What the task asks: Reproduce all entries precisely, down to the last character.

** start Source data **

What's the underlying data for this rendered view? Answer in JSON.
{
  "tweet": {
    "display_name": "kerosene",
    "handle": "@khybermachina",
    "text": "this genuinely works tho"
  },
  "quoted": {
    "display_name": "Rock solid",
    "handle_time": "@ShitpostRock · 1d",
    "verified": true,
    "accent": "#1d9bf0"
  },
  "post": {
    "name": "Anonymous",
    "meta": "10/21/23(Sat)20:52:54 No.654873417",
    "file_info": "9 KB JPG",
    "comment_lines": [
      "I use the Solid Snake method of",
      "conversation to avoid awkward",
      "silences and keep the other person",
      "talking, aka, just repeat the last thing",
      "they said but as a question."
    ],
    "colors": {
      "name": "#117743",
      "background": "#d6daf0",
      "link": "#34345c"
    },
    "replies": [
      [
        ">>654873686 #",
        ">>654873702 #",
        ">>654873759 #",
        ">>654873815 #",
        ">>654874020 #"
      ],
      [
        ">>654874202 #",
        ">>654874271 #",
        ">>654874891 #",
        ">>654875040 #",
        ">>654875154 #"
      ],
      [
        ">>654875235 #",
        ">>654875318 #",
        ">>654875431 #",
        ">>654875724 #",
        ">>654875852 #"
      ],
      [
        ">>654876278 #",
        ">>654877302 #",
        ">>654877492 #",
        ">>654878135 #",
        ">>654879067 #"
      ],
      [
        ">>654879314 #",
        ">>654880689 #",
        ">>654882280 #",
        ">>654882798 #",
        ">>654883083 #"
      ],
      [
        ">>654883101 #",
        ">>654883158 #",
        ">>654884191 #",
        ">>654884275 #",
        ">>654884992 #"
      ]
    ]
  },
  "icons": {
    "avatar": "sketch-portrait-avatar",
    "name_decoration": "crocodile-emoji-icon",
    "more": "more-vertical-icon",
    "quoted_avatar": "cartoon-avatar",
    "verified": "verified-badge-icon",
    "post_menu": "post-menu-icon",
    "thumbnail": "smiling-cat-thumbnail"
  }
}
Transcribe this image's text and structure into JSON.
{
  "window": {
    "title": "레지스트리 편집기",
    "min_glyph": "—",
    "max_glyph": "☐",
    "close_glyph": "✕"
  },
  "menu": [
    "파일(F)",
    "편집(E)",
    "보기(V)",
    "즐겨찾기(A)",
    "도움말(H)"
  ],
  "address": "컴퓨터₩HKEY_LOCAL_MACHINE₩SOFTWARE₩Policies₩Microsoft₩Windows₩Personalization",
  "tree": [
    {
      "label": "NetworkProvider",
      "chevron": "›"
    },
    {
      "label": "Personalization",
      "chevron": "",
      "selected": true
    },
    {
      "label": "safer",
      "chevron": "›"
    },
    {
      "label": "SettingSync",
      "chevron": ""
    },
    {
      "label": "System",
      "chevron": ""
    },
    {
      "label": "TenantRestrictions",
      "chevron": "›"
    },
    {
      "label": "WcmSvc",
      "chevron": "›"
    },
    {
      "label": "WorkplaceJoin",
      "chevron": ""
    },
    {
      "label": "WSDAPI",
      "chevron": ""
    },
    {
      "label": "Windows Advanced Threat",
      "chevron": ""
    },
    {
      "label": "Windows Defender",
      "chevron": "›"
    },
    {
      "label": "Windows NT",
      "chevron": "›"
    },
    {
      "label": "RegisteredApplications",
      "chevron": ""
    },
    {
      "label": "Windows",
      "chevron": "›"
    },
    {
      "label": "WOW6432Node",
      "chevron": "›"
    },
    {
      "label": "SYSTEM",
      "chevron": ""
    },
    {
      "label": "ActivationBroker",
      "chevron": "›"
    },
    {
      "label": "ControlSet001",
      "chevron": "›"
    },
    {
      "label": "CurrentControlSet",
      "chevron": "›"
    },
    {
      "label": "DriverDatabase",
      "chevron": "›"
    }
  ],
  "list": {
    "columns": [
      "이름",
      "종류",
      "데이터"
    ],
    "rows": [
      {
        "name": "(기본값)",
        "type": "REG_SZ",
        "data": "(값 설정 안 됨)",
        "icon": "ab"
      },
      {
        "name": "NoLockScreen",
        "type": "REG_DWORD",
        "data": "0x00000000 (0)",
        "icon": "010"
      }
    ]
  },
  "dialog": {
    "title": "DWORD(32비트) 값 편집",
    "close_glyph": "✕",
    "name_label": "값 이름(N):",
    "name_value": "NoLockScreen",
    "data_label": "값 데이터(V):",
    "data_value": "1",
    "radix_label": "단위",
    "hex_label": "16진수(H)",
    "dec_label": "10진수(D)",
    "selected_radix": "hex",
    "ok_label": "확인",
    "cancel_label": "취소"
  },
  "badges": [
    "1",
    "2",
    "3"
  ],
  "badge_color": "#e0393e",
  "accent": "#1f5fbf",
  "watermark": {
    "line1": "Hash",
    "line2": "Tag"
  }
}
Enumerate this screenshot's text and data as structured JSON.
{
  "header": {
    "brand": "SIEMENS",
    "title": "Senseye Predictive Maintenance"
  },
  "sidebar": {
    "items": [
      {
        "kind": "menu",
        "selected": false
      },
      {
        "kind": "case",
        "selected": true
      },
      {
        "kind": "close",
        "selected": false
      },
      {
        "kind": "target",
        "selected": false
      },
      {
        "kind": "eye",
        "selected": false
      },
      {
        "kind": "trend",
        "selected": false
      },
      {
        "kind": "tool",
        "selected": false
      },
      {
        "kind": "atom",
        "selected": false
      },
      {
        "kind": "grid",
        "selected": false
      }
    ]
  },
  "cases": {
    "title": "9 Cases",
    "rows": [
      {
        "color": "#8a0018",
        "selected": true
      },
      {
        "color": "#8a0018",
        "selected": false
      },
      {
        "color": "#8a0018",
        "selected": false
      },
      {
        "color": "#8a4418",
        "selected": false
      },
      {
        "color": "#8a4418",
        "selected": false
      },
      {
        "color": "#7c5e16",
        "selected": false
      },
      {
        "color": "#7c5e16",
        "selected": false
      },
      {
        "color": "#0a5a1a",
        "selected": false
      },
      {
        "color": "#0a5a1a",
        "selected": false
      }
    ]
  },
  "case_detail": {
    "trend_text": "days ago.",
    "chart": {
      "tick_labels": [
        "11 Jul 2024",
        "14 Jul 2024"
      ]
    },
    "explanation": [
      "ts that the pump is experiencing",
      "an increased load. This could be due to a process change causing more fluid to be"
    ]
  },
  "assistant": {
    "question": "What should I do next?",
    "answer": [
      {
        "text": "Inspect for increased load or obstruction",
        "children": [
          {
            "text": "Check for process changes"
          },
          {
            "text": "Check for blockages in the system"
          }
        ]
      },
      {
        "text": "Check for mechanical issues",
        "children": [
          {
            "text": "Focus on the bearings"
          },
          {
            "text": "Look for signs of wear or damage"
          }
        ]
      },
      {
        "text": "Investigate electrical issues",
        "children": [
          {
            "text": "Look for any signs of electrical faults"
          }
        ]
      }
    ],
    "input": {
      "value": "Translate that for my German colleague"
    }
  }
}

** end Source data **

Response:
What's the underlying data for this rendered view? Answer in JSON.
{
  "tweet": {
    "display_name": "kerosene",
    "handle": "@khybermachina",
    "text": "this genuinely works tho"
  },
  "quoted": {
    "display_name": "Rock solid",
    "handle_time": "@ShitpostRock · 1d",
    "verified": true,
    "accent": "#1d9bf0"
  },
  "post": {
    "name": "Anonymous",
    "meta": "10/21/23(Sat)20:52:54 No.654873417",
    "file_info": "9 KB JPG",
    "comment_lines": [
      "I use the Solid Snake method of",
      "conversation to avoid awkward",
      "silences and keep the other person",
      "talking, aka, just repeat the last thing",
      "they said but as a question."
    ],
    "colors": {
      "name": "#117743",
      "background": "#d6daf0",
      "link": "#34345c"
    },
    "replies": [
      [
        ">>654873686 #",
        ">>654873702 #",
        ">>654873759 #",
        ">>654873815 #",
        ">>654874020 #"
      ],
      [
        ">>654874202 #",
        ">>654874271 #",
        ">>654874891 #",
        ">>654875040 #",
        ">>654875154 #"
      ],
      [
        ">>654875235 #",
        ">>654875318 #",
        ">>654875431 #",
        ">>654875724 #",
        ">>654875852 #"
      ],
      [
        ">>654876278 #",
        ">>654877302 #",
        ">>654877492 #",
        ">>654878135 #",
        ">>654879067 #"
      ],
      [
        ">>654879314 #",
        ">>654880689 #",
        ">>654882280 #",
        ">>654882798 #",
        ">>654883083 #"
      ],
      [
        ">>654883101 #",
        ">>654883158 #",
        ">>654884191 #",
        ">>654884275 #",
        ">>654884992 #"
      ]
    ]
  },
  "icons": {
    "avatar": "sketch-portrait-avatar",
    "name_decoration": "crocodile-emoji-icon",
    "more": "more-vertical-icon",
    "quoted_avatar": "cartoon-avatar",
    "verified": "verified-badge-icon",
    "post_menu": "post-menu-icon",
    "thumbnail": "smiling-cat-thumbnail"
  }
}
Transcribe this image's text and structure into JSON.
{
  "window": {
    "title": "레지스트리 편집기",
    "min_glyph": "—",
    "max_glyph": "☐",
    "close_glyph": "✕"
  },
  "menu": [
    "파일(F)",
    "편집(E)",
    "보기(V)",
    "즐겨찾기(A)",
    "도움말(H)"
  ],
  "address": "컴퓨터₩HKEY_LOCAL_MACHINE₩SOFTWARE₩Policies₩Microsoft₩Windows₩Personalization",
  "tree": [
    {
      "label": "NetworkProvider",
      "chevron": "›"
    },
    {
      "label": "Personalization",
      "chevron": "",
      "selected": true
    },
    {
      "label": "safer",
      "chevron": "›"
    },
    {
      "label": "SettingSync",
      "chevron": ""
    },
    {
      "label": "System",
      "chevron": ""
    },
    {
      "label": "TenantRestrictions",
      "chevron": "›"
    },
    {
      "label": "WcmSvc",
      "chevron": "›"
    },
    {
      "label": "WorkplaceJoin",
      "chevron": ""
    },
    {
      "label": "WSDAPI",
      "chevron": ""
    },
    {
      "label": "Windows Advanced Threat",
      "chevron": ""
    },
    {
      "label": "Windows Defender",
      "chevron": "›"
    },
    {
      "label": "Windows NT",
      "chevron": "›"
    },
    {
      "label": "RegisteredApplications",
      "chevron": ""
    },
    {
      "label": "Windows",
      "chevron": "›"
    },
    {
      "label": "WOW6432Node",
      "chevron": "›"
    },
    {
      "label": "SYSTEM",
      "chevron": ""
    },
    {
      "label": "ActivationBroker",
      "chevron": "›"
    },
    {
      "label": "ControlSet001",
      "chevron": "›"
    },
    {
      "label": "CurrentControlSet",
      "chevron": "›"
    },
    {
      "label": "DriverDatabase",
      "chevron": "›"
    }
  ],
  "list": {
    "columns": [
      "이름",
      "종류",
      "데이터"
    ],
    "rows": [
      {
        "name": "(기본값)",
        "type": "REG_SZ",
        "data": "(값 설정 안 됨)",
        "icon": "ab"
      },
      {
        "name": "NoLockScreen",
        "type": "REG_DWORD",
        "data": "0x00000000 (0)",
        "icon": "010"
      }
    ]
  },
  "dialog": {
    "title": "DWORD(32비트) 값 편집",
    "close_glyph": "✕",
    "name_label": "값 이름(N):",
    "name_value": "NoLockScreen",
    "data_label": "값 데이터(V):",
    "data_value": "1",
    "radix_label": "단위",
    "hex_label": "16진수(H)",
    "dec_label": "10진수(D)",
    "selected_radix": "hex",
    "ok_label": "확인",
    "cancel_label": "취소"
  },
  "badges": [
    "1",
    "2",
    "3"
  ],
  "badge_color": "#e0393e",
  "accent": "#1f5fbf",
  "watermark": {
    "line1": "Hash",
    "line2": "Tag"
  }
}
Enumerate this screenshot's text and data as structured JSON.
{
  "header": {
    "brand": "SIEMENS",
    "title": "Senseye Predictive Maintenance"
  },
  "sidebar": {
    "items": [
      {
        "kind": "menu",
        "selected": false
      },
      {
        "kind": "case",
        "selected": true
      },
      {
        "kind": "close",
        "selected": false
      },
      {
        "kind": "target",
        "selected": false
      },
      {
        "kind": "eye",
        "selected": false
      },
      {
        "kind": "trend",
        "selected": false
      },
      {
        "kind": "tool",
        "selected": false
      },
      {
        "kind": "atom",
        "selected": false
      },
      {
        "kind": "grid",
        "selected": false
      }
    ]
  },
  "cases": {
    "title": "9 Cases",
    "rows": [
      {
        "color": "#8a0018",
        "selected": true
      },
      {
        "color": "#8a0018",
        "selected": false
      },
      {
        "color": "#8a0018",
        "selected": false
      },
      {
        "color": "#8a4418",
        "selected": false
      },
      {
        "color": "#8a4418",
        "selected": false
      },
      {
        "color": "#7c5e16",
        "selected": false
      },
      {
        "color": "#7c5e16",
        "selected": false
      },
      {
        "color": "#0a5a1a",
        "selected": false
      },
      {
        "color": "#0a5a1a",
        "selected": false
      }
    ]
  },
  "case_detail": {
    "trend_text": "days ago.",
    "chart": {
      "tick_labels": [
        "11 Jul 2024",
        "14 Jul 2024"
      ]
    },
    "explanation": [
      "ts that the pump is experiencing",
      "an increased load. This could be due to a process change causing more fluid to be"
    ]
  },
  "assistant": {
    "question": "What should I do next?",
    "answer": [
      {
        "text": "Inspect for increased load or obstruction",
        "children": [
          {
            "text": "Check for process changes"
          },
          {
            "text": "Check for blockages in the system"
          }
        ]
      },
      {
        "text": "Check for mechanical issues",
        "children": [
          {
            "text": "Focus on the bearings"
          },
          {
            "text": "Look for signs of wear or damage"
          }
        ]
      },
      {
        "text": "Investigate electrical issues",
        "children": [
          {
            "text": "Look for any signs of electrical faults"
          }
        ]
      }
    ],
    "input": {
      "value": "Translate that for my German colleague"
    }
  }
}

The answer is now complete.